Entries from a dataset
▼
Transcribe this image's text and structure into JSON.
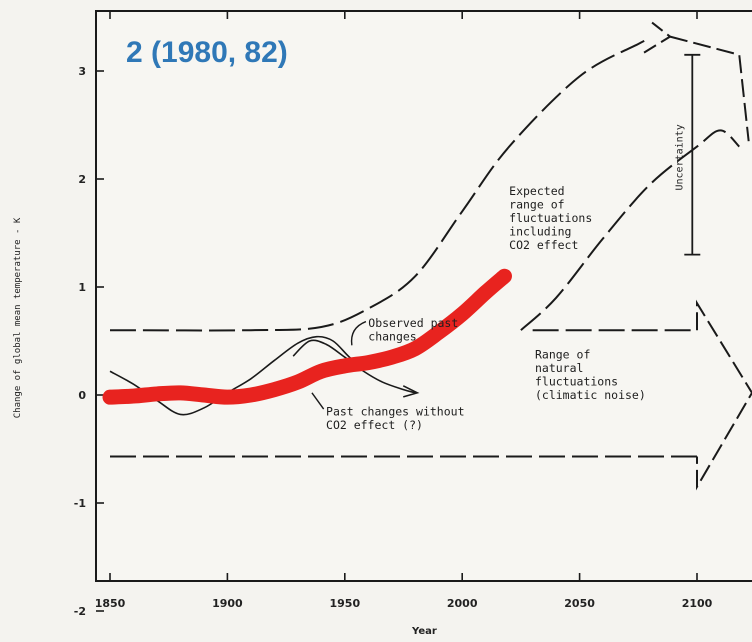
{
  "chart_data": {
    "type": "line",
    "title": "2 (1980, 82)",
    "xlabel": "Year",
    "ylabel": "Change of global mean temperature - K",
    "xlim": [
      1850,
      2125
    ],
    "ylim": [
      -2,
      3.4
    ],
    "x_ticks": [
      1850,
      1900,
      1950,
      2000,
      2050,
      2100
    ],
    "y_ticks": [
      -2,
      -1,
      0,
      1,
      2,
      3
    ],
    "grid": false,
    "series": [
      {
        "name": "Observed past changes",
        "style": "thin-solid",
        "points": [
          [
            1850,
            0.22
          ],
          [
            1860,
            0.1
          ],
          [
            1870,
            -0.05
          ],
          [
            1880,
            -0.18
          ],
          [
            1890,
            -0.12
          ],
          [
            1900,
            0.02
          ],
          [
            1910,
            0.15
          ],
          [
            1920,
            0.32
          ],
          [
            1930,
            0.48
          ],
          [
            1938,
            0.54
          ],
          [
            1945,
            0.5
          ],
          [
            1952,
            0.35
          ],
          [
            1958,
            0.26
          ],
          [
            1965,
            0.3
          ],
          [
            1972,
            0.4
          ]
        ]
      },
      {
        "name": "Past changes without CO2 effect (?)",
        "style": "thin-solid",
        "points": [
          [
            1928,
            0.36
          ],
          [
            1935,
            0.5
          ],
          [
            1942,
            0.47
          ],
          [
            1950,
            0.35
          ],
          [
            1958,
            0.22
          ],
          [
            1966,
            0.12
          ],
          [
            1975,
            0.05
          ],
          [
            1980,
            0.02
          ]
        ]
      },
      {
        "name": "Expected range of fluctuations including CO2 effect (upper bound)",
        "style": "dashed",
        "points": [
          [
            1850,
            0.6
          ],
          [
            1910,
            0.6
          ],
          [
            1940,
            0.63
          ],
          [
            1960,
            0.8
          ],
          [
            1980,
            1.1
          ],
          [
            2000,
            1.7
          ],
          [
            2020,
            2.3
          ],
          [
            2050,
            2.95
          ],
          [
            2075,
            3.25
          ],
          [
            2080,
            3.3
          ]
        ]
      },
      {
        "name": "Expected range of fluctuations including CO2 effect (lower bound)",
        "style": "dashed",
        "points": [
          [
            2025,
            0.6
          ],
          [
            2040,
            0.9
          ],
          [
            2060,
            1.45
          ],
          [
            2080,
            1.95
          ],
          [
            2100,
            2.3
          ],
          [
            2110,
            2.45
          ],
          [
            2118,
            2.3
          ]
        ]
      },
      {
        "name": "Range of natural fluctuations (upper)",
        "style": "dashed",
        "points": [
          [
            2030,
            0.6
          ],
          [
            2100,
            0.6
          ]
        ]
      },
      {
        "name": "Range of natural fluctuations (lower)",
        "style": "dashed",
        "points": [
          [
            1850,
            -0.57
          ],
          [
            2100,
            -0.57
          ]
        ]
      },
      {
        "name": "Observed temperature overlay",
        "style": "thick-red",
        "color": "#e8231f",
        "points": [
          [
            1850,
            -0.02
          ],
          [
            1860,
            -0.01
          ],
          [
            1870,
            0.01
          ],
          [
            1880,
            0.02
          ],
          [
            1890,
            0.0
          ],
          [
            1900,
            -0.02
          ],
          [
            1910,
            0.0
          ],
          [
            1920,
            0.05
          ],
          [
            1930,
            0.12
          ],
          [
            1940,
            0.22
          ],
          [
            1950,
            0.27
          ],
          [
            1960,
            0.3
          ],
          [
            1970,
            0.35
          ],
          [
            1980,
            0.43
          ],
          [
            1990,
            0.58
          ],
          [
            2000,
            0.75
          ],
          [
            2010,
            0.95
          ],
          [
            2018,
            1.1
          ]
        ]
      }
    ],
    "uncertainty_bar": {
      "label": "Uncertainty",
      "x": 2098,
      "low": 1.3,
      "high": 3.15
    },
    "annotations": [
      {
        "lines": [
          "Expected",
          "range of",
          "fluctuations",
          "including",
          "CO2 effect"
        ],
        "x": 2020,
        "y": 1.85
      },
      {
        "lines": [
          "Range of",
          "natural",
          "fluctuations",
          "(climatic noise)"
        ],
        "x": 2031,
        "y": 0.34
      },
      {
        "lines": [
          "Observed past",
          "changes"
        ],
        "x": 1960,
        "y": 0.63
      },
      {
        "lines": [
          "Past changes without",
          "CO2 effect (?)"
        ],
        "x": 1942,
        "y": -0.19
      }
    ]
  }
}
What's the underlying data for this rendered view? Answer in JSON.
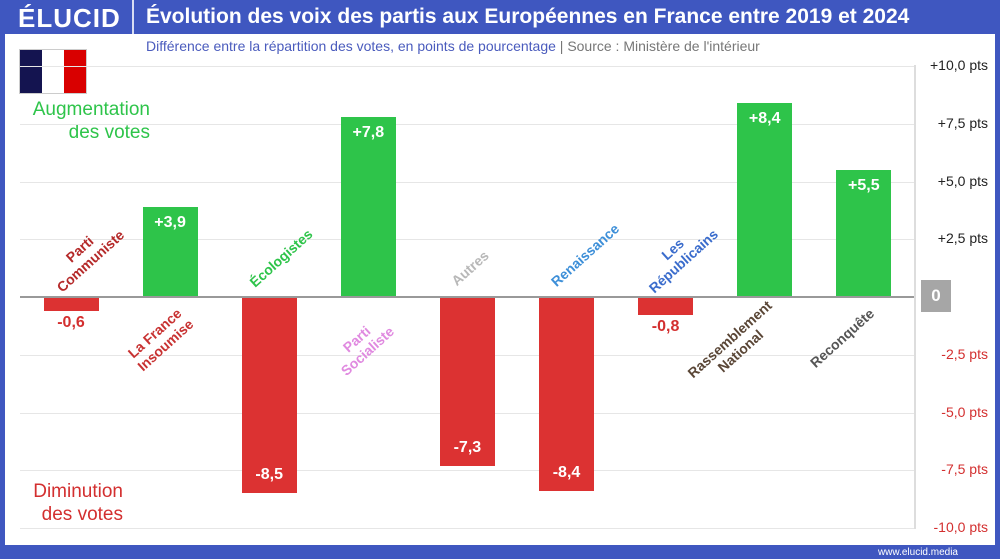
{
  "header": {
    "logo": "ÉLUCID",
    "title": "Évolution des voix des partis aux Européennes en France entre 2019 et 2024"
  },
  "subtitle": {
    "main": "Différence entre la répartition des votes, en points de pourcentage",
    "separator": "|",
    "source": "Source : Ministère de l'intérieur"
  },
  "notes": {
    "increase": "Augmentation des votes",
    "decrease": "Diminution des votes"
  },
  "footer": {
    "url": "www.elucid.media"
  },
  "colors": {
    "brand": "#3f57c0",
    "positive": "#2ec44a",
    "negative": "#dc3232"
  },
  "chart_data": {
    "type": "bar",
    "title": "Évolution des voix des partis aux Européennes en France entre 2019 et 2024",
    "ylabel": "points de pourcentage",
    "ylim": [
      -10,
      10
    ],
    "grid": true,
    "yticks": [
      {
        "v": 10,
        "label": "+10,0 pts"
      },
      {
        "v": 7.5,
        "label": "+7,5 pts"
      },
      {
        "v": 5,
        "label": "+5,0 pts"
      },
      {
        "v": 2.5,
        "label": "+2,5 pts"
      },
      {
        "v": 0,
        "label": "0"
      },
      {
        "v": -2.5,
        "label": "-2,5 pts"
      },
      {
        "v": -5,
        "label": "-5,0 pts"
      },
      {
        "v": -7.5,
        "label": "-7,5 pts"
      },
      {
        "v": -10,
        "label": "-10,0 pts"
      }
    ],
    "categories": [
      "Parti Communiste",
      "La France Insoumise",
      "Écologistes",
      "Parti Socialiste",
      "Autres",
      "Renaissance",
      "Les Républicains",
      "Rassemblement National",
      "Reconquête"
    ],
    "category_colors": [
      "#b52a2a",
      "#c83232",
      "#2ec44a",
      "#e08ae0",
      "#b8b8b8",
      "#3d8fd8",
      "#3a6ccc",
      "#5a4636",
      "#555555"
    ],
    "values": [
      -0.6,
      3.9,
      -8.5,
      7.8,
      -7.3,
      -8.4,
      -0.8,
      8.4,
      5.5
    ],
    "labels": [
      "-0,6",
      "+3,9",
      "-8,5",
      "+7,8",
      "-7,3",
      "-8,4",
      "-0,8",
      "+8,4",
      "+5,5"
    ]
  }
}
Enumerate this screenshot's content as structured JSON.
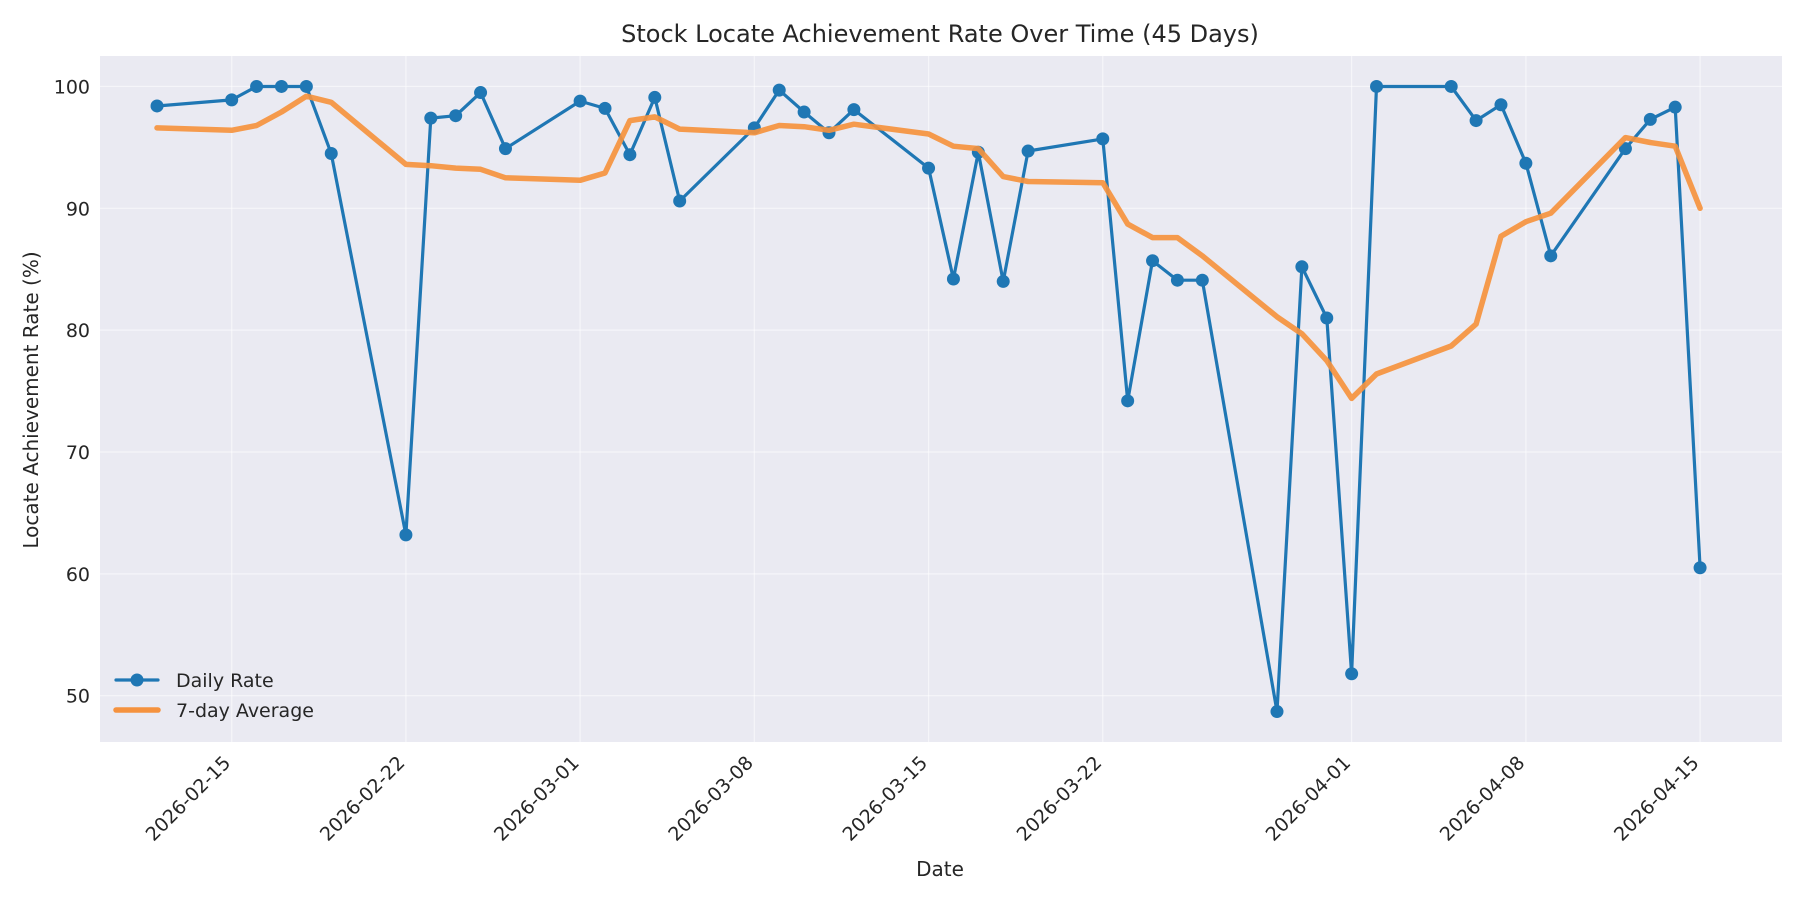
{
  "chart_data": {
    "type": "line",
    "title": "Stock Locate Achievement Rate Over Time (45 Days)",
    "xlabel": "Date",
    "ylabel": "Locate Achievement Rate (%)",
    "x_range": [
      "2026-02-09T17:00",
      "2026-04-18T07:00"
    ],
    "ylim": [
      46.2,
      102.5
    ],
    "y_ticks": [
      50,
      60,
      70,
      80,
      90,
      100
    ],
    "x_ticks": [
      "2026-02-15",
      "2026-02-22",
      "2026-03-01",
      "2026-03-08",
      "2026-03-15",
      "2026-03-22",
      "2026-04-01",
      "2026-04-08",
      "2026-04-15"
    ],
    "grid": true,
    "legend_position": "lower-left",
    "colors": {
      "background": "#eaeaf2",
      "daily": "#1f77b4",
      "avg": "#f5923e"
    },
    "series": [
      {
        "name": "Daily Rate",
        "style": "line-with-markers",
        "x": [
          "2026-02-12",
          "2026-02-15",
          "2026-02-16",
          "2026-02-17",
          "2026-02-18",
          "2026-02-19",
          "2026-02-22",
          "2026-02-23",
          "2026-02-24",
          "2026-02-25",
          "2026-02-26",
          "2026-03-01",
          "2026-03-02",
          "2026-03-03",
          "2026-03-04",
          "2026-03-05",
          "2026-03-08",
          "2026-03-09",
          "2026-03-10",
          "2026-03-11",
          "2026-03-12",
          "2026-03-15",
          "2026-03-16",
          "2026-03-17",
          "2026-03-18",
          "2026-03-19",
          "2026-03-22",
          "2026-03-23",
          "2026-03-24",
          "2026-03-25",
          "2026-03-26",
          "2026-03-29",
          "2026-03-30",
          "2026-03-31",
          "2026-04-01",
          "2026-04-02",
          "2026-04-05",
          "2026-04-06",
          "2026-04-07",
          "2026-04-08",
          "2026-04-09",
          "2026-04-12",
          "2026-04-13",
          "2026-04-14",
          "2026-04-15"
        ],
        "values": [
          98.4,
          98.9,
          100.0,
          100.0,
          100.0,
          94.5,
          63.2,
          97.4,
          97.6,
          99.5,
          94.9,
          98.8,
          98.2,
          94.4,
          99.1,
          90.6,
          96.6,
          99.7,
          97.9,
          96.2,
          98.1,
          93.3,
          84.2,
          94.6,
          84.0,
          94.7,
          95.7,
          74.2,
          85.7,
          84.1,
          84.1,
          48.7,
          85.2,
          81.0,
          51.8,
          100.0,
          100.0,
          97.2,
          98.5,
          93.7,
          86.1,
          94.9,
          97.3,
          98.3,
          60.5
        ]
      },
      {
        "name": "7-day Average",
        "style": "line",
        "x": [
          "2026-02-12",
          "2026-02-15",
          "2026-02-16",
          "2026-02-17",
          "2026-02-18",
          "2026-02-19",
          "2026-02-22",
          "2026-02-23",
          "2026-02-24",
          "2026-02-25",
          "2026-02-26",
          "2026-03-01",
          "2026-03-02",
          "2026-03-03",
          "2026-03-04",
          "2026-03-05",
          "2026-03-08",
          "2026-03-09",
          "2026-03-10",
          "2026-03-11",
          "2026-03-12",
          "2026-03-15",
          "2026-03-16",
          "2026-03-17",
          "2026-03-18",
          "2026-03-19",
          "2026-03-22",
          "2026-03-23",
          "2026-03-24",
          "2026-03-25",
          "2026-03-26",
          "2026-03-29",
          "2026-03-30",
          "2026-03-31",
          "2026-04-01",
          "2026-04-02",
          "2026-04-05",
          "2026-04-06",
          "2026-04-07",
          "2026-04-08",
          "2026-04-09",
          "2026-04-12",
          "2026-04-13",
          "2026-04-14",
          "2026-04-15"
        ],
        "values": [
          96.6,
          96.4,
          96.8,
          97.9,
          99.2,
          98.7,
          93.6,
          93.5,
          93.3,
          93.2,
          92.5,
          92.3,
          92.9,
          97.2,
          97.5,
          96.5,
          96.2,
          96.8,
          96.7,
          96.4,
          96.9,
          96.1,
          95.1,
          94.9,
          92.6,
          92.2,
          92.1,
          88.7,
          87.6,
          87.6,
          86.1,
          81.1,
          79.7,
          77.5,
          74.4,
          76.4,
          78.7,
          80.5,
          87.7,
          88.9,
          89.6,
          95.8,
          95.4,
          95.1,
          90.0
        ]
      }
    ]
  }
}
▲
TO BE DONE
From the material above, copy each line that includes the word "lower".

RESPONSE TO THIS EXERCISE
        "name": "Expected range of fluctuations including CO2 effect (lower bound)",
        "name": "Range of natural fluctuations (lower)",
    "legend_position": "lower-left",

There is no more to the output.